## Written request:
Your task is to quote the material that follows, in full and exactly.

▶

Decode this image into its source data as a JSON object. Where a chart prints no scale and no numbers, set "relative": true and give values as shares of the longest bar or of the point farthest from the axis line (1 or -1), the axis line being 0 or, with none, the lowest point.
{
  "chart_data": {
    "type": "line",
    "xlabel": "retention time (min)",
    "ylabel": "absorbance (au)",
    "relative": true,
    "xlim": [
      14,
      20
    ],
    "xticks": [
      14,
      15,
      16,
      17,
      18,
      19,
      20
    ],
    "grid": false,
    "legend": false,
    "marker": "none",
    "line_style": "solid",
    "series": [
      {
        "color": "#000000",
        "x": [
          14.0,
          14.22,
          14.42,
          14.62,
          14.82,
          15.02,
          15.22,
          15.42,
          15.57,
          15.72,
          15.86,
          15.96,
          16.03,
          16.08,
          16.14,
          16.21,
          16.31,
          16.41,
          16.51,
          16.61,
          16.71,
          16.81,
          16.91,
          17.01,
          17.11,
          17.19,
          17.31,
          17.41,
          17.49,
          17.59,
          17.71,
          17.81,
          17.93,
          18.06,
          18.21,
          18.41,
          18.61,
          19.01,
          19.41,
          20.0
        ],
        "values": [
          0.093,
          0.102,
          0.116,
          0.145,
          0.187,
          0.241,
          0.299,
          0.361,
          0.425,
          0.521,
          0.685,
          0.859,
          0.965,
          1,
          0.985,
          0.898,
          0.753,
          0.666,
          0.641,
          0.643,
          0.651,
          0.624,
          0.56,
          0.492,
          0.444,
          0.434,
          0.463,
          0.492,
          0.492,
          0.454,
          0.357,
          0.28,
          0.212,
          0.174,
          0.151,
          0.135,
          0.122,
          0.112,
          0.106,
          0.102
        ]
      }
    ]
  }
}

◀

## Correct response:
Decode this image into its source data as a JSON object. Where a chart prints no scale and no numbers, set "relative": true and give values as shares of the longest bar or of the point farthest from the axis line (1 or -1), the axis line being 0 or, with none, the lowest point.
{
  "chart_data": {
    "type": "line",
    "xlabel": "retention time (min)",
    "ylabel": "absorbance (au)",
    "relative": true,
    "xlim": [
      14,
      20
    ],
    "xticks": [
      14,
      15,
      16,
      17,
      18,
      19,
      20
    ],
    "grid": false,
    "legend": false,
    "marker": "none",
    "line_style": "solid",
    "series": [
      {
        "color": "#000000",
        "x": [
          14.0,
          14.22,
          14.42,
          14.62,
          14.82,
          15.02,
          15.22,
          15.42,
          15.57,
          15.72,
          15.86,
          15.96,
          16.03,
          16.08,
          16.14,
          16.21,
          16.31,
          16.41,
          16.51,
          16.61,
          16.71,
          16.81,
          16.91,
          17.01,
          17.11,
          17.19,
          17.31,
          17.41,
          17.49,
          17.59,
          17.71,
          17.81,
          17.93,
          18.06,
          18.21,
          18.41,
          18.61,
          19.01,
          19.41,
          20.0
        ],
        "values": [
          0.093,
          0.102,
          0.116,
          0.145,
          0.187,
          0.241,
          0.299,
          0.361,
          0.425,
          0.521,
          0.685,
          0.859,
          0.965,
          1,
          0.985,
          0.898,
          0.753,
          0.666,
          0.641,
          0.643,
          0.651,
          0.624,
          0.56,
          0.492,
          0.444,
          0.434,
          0.463,
          0.492,
          0.492,
          0.454,
          0.357,
          0.28,
          0.212,
          0.174,
          0.151,
          0.135,
          0.122,
          0.112,
          0.106,
          0.102
        ]
      }
    ]
  }
}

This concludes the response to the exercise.